Task statement: Print every record below exactly as written.

Source data:
——

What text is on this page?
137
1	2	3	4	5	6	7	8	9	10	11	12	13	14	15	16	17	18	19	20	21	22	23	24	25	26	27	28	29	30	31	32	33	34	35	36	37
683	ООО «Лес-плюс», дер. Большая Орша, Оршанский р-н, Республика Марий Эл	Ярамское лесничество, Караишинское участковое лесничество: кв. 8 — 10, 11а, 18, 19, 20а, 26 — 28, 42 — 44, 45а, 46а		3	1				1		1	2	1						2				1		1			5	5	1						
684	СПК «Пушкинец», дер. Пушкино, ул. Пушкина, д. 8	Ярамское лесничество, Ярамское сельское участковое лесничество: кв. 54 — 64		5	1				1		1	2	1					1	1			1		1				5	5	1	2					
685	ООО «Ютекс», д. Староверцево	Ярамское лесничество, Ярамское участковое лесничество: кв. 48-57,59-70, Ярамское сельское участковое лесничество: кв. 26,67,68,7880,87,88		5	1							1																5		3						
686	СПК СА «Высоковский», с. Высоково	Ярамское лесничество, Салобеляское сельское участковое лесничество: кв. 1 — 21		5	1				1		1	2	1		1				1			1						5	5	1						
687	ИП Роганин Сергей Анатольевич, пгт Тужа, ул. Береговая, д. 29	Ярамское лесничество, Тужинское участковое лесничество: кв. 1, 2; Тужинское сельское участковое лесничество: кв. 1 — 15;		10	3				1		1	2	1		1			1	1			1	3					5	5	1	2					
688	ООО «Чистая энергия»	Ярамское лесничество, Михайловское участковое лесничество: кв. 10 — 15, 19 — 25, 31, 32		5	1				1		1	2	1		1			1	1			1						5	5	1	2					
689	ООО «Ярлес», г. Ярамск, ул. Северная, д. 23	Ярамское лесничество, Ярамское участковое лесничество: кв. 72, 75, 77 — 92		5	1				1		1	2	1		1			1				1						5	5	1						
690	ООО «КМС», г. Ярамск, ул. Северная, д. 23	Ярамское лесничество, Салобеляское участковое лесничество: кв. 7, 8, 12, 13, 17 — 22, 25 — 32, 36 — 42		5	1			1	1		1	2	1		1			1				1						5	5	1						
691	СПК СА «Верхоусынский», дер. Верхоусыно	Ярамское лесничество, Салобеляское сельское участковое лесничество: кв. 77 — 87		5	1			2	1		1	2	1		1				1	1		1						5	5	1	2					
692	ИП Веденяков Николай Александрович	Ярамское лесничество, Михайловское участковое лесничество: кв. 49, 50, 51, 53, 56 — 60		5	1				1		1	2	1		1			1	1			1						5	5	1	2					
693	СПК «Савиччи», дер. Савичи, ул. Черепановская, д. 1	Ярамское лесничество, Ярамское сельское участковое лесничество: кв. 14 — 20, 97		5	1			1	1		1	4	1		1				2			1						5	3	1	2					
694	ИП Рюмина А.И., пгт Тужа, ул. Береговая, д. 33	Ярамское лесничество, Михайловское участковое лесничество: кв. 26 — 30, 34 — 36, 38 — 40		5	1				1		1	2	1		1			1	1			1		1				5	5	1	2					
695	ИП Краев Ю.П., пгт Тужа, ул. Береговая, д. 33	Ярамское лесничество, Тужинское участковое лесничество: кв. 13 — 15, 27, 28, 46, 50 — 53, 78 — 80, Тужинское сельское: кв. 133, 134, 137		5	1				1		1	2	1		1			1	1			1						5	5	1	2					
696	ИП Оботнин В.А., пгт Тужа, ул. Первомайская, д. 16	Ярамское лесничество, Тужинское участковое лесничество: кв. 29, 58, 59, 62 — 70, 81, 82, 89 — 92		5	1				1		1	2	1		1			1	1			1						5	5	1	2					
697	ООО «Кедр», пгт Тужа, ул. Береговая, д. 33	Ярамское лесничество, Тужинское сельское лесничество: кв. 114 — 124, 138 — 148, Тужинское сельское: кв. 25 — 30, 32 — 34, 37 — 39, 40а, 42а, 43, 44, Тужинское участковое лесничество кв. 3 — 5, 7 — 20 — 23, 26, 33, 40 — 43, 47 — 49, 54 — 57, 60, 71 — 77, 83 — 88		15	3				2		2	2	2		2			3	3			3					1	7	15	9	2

——

The reply:
What text is on this page?
137
1	2	3	4	5	6	7	8	9	10	11	12	13	14	15	16	17	18	19	20	21	22	23	24	25	26	27	28	29	30	31	32	33	34	35	36	37
683	ООО «Лес-плюс», дер. Большая Орша, Оршанский р-н, Республика Марий Эл	Ярамское лесничество, Караишинское участковое лесничество: кв. 8 — 10, 11а, 18, 19, 20а, 26 — 28, 42 — 44, 45а, 46а		3	1				1		1	2	1						2				1		1			5	5	1						
684	СПК «Пушкинец», дер. Пушкино, ул. Пушкина, д. 8	Ярамское лесничество, Ярамское сельское участковое лесничество: кв. 54 — 64		5	1				1		1	2	1					1	1			1		1				5	5	1	2					
685	ООО «Ютекс», д. Староверцево	Ярамское лесничество, Ярамское участковое лесничество: кв. 48-57,59-70, Ярамское сельское участковое лесничество: кв. 26,67,68,7880,87,88		5	1							1																5		3						
686	СПК СА «Высоковский», с. Высоково	Ярамское лесничество, Салобеляское сельское участковое лесничество: кв. 1 — 21		5	1				1		1	2	1		1				1			1						5	5	1						
687	ИП Роганин Сергей Анатольевич, пгт Тужа, ул. Береговая, д. 29	Ярамское лесничество, Тужинское участковое лесничество: кв. 1, 2; Тужинское сельское участковое лесничество: кв. 1 — 15;		10	3				1		1	2	1		1			1	1			1	3					5	5	1	2					
688	ООО «Чистая энергия»	Ярамское лесничество, Михайловское участковое лесничество: кв. 10 — 15, 19 — 25, 31, 32		5	1				1		1	2	1		1			1	1			1						5	5	1	2					
689	ООО «Ярлес», г. Ярамск, ул. Северная, д. 23	Ярамское лесничество, Ярамское участковое лесничество: кв. 72, 75, 77 — 92		5	1				1		1	2	1		1			1				1						5	5	1						
690	ООО «КМС», г. Ярамск, ул. Северная, д. 23	Ярамское лесничество, Салобеляское участковое лесничество: кв. 7, 8, 12, 13, 17 — 22, 25 — 32, 36 — 42		5	1			1	1		1	2	1		1			1				1						5	5	1						
691	СПК СА «Верхоусынский», дер. Верхоусыно	Ярамское лесничество, Салобеляское сельское участковое лесничество: кв. 77 — 87		5	1			2	1		1	2	1		1				1	1		1						5	5	1	2					
692	ИП Веденяков Николай Александрович	Ярамское лесничество, Михайловское участковое лесничество: кв. 49, 50, 51, 53, 56 — 60		5	1				1		1	2	1		1			1	1			1						5	5	1	2					
693	СПК «Савиччи», дер. Савичи, ул. Черепановская, д. 1	Ярамское лесничество, Ярамское сельское участковое лесничество: кв. 14 — 20, 97		5	1			1	1		1	4	1		1				2			1						5	3	1	2					
694	ИП Рюмина А.И., пгт Тужа, ул. Береговая, д. 33	Ярамское лесничество, Михайловское участковое лесничество: кв. 26 — 30, 34 — 36, 38 — 40		5	1				1		1	2	1		1			1	1			1		1				5	5	1	2					
695	ИП Краев Ю.П., пгт Тужа, ул. Береговая, д. 33	Ярамское лесничество, Тужинское участковое лесничество: кв. 13 — 15, 27, 28, 46, 50 — 53, 78 — 80, Тужинское сельское: кв. 133, 134, 137		5	1				1		1	2	1		1			1	1			1						5	5	1	2					
696	ИП Оботнин В.А., пгт Тужа, ул. Первомайская, д. 16	Ярамское лесничество, Тужинское участковое лесничество: кв. 29, 58, 59, 62 — 70, 81, 82, 89 — 92		5	1				1		1	2	1		1			1	1			1						5	5	1	2					
697	ООО «Кедр», пгт Тужа, ул. Береговая, д. 33	Ярамское лесничество, Тужинское сельское лесничество: кв. 114 — 124, 138 — 148, Тужинское сельское: кв. 25 — 30, 32 — 34, 37 — 39, 40а, 42а, 43, 44, Тужинское участковое лесничество кв. 3 — 5, 7 — 20 — 23, 26, 33, 40 — 43, 47 — 49, 54 — 57, 60, 71 — 77, 83 — 88		15	3				2		2	2	2		2			3	3			3					1	7	15	9	2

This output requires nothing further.